▶ [Cytowany tekst]
BLOGOWE WIEŚCI

BLOGOWE WIEŚCI





W Klanie Burzy

Klan Burzy znów stracił lidera przez nieszczęśliwy wypadek, zabierając ze sobą dodatkową dwójkę kotów podczas ataku lisów. Przywództwo objął Króliczy Nos, któremu Piaszczysta Zamieć oddał swoje ówczesne stanowisko, na zastępcę klanu wybrana natomiast została Przepiórczy Puch. Wiele kotów przyjęło informację w trudny sposób, szczególnie Płomienny Ryk, który tamtego feralnego dnia stracił kotkę, którą uważał za matkę

W Klanie Klifu

Plotki w Klanie Klifu mimo upływu czasu wciąż się rozprzestrzeniają. Srokoszowa Gwiazda stracił zaufanie części swoich wojowników, którzy oskarżają go o zbrodnie przeciwko Klanowi Gwiazdy i bycie powodem rzekomego gniewu przodków. Złość i strach podsycane są przez Judaszowcowy Pocałunek, głoszącego słowo Gwiezdnych, i Czereśniową Gałązkę, która jako pierwsza uznała przywódcę za powód wszystkich spotykających Klan Klifu katastrof. Srokoszowa Gwiazda - być może ze strachu przed dojściem Judaszowca do władzy - zakazał wybierania nowych radnych, skupiając całą władzę w swoich łapach. Dodatkowo w okolicy Złotych Kłosów pojawili się budujący coś Dwunożni, którzy swoimi hałasami odstraszają zwierzynę.

▶ [Wykaz wpisów]
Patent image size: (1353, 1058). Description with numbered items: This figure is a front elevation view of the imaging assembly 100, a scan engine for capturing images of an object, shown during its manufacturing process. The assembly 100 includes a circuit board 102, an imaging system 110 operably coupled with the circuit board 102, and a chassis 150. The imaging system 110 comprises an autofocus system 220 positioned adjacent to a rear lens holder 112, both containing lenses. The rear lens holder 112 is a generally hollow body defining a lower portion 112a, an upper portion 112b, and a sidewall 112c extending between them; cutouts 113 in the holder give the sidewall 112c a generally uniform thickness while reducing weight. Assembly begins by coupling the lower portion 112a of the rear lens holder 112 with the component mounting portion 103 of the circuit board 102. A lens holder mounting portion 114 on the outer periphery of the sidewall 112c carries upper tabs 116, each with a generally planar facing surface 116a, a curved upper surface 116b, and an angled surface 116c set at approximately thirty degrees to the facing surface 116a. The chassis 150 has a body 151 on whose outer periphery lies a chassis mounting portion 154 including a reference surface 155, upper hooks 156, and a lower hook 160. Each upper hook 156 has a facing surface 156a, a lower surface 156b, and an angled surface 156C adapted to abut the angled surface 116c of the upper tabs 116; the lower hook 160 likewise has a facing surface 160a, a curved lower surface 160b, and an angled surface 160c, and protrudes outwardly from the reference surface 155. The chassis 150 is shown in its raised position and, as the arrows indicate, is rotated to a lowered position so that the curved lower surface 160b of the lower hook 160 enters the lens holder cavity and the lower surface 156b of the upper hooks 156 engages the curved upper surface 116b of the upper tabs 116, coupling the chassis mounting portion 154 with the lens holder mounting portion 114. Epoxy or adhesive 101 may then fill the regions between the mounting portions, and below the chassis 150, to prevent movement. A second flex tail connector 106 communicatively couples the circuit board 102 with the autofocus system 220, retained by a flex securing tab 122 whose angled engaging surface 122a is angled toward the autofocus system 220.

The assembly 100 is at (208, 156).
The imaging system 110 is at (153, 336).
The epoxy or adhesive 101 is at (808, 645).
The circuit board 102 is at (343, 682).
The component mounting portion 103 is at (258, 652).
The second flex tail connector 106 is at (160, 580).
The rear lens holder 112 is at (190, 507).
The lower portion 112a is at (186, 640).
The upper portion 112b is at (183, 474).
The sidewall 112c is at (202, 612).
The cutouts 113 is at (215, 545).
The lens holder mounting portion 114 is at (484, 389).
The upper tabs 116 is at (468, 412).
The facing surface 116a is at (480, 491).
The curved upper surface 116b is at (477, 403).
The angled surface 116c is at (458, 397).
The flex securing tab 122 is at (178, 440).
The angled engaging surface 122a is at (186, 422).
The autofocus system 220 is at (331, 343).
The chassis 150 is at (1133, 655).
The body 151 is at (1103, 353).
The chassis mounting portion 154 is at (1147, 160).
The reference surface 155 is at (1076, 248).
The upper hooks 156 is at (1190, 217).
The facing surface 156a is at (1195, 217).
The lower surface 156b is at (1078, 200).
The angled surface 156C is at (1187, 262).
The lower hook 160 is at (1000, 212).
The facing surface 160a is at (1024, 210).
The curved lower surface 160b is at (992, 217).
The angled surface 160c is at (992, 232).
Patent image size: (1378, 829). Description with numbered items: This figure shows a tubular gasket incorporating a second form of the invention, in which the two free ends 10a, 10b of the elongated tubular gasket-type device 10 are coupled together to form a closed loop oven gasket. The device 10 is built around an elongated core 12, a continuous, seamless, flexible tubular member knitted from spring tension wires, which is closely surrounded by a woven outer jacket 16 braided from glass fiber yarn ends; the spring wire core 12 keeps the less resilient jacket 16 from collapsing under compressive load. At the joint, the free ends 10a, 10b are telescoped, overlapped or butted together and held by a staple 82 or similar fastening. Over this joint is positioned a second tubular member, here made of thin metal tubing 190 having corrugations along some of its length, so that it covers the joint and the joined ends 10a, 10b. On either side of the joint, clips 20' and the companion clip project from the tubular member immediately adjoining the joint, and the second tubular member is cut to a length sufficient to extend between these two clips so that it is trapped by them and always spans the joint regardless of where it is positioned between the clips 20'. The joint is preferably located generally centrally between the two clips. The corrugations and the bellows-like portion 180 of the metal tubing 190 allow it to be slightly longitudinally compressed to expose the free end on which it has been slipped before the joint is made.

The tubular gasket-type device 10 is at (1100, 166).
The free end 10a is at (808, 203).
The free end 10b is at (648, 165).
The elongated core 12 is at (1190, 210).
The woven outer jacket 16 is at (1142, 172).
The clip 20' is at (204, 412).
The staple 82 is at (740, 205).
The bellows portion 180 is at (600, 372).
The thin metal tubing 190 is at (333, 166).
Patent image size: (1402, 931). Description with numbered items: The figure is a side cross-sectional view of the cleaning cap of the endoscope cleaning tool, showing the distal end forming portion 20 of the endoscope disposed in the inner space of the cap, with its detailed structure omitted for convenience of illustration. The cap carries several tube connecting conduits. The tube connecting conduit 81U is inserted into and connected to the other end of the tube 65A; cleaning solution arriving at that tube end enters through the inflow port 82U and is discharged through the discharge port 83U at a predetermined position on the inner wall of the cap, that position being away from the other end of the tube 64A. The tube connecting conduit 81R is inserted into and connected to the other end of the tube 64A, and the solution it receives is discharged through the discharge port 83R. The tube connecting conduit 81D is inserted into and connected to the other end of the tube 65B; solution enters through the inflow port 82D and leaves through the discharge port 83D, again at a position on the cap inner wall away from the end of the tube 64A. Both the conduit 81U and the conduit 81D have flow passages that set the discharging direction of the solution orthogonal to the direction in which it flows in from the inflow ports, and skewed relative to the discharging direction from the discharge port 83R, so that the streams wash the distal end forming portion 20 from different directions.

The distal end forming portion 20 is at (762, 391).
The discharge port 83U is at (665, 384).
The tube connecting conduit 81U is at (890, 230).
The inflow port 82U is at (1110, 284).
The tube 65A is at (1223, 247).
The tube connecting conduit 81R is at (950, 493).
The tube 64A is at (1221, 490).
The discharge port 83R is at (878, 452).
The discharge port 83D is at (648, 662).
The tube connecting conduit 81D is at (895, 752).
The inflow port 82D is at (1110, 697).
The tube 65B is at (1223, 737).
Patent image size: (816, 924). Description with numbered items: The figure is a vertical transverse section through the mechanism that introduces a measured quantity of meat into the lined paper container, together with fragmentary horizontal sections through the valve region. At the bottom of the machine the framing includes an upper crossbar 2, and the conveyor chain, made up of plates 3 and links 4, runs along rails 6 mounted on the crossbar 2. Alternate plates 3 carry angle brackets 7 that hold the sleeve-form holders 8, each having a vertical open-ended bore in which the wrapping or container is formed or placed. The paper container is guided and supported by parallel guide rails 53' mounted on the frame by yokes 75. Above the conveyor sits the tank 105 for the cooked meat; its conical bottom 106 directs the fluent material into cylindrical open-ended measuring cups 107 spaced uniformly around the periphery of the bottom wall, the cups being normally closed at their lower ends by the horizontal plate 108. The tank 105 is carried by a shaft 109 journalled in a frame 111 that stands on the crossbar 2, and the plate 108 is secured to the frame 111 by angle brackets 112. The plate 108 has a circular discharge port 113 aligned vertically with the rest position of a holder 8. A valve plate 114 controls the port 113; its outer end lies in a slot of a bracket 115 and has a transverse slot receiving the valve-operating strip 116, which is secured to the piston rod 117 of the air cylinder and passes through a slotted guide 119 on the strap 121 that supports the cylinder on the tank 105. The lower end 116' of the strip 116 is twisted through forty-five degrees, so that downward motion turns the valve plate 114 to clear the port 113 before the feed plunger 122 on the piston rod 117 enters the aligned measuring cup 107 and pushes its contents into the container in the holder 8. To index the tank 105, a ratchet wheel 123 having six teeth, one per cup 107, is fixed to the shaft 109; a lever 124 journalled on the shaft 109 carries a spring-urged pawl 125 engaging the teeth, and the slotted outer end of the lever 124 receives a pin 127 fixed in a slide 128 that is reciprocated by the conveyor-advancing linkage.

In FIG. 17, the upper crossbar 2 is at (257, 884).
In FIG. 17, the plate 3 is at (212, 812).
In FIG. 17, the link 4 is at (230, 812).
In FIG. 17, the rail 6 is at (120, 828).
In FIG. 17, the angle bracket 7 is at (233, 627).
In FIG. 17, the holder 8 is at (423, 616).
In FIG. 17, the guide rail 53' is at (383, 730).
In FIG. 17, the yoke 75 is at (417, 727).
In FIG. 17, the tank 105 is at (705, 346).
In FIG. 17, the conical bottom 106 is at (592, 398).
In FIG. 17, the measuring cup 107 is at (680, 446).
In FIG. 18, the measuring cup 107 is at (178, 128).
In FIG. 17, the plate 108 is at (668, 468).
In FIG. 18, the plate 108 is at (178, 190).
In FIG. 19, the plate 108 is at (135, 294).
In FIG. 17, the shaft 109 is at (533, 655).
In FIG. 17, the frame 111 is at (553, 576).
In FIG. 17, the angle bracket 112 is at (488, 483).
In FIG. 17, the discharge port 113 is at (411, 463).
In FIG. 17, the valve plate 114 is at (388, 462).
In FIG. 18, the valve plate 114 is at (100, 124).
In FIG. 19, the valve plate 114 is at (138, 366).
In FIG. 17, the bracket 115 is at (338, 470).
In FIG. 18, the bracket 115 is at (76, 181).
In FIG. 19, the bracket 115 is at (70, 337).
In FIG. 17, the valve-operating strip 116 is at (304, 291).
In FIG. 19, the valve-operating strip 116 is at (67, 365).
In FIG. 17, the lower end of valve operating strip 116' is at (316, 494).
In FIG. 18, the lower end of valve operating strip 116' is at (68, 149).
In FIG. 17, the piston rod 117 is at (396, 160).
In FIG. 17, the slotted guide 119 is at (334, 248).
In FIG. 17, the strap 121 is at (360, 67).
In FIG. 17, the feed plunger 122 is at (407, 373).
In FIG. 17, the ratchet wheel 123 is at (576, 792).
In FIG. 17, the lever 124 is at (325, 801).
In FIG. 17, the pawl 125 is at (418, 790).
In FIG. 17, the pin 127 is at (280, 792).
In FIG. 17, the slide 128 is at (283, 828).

▶ [Określony cel 1]
Streść wieści z klanów w dwóch zdaniach.
▶ [Określony cel 2]
Kontynuuj wieści z klanów, zaczynając od miejsca po ich ostatnim zdaniu.
Wykaz nie jest potrzebny do wykonania zadań.

▶ [Odpowiedź pisemna 1]
Klan Burzy znów stracił lidera, a wraz z nim dwa koty podczas ataku lisów; przywództwo objął Króliczy Nos, a na zastępcę klanu wybrano Przepiórczy Puch. W Klanie Klifu część wojowników, podburzana przez Judaszowcowy Pocałunek i Czereśniową Gałązkę, oskarża Srokoszową Gwiazdę o ściągnięcie gniewu przodków, on zaś zakazał wybierania nowych radnych i skupił całą władzę w swoich łapach.

▶ [Odpowiedź pisemna 2]
W Klanie Nocy

po wygranej bitwie z wrogą grupą włóczęgów, wszyscy wojownicy świętują. Klan Nocy zyskał nowy, atrakcyjny kawałek terenu, a także wziął na jeńców dwie kotki - Wężynę, która niedługo później urodziła piątkę kociąt, Zorzę, a także Świteziankową Łapę - domniemaną ofiarę samotników.
W czasie, gdy Wężyna i jej piątka szkrabów pustoszy żłobek, a Zorza czeka na swój wyrok uwięziona na jednej z małych wysepek, Spieniona Gwiazda zarządza rozpoczęcie eksplorowania nowo podbitych terenów, z zamiarem odkrycia ich wszystkich, nawet tych najgroźniejszych, tajemnic.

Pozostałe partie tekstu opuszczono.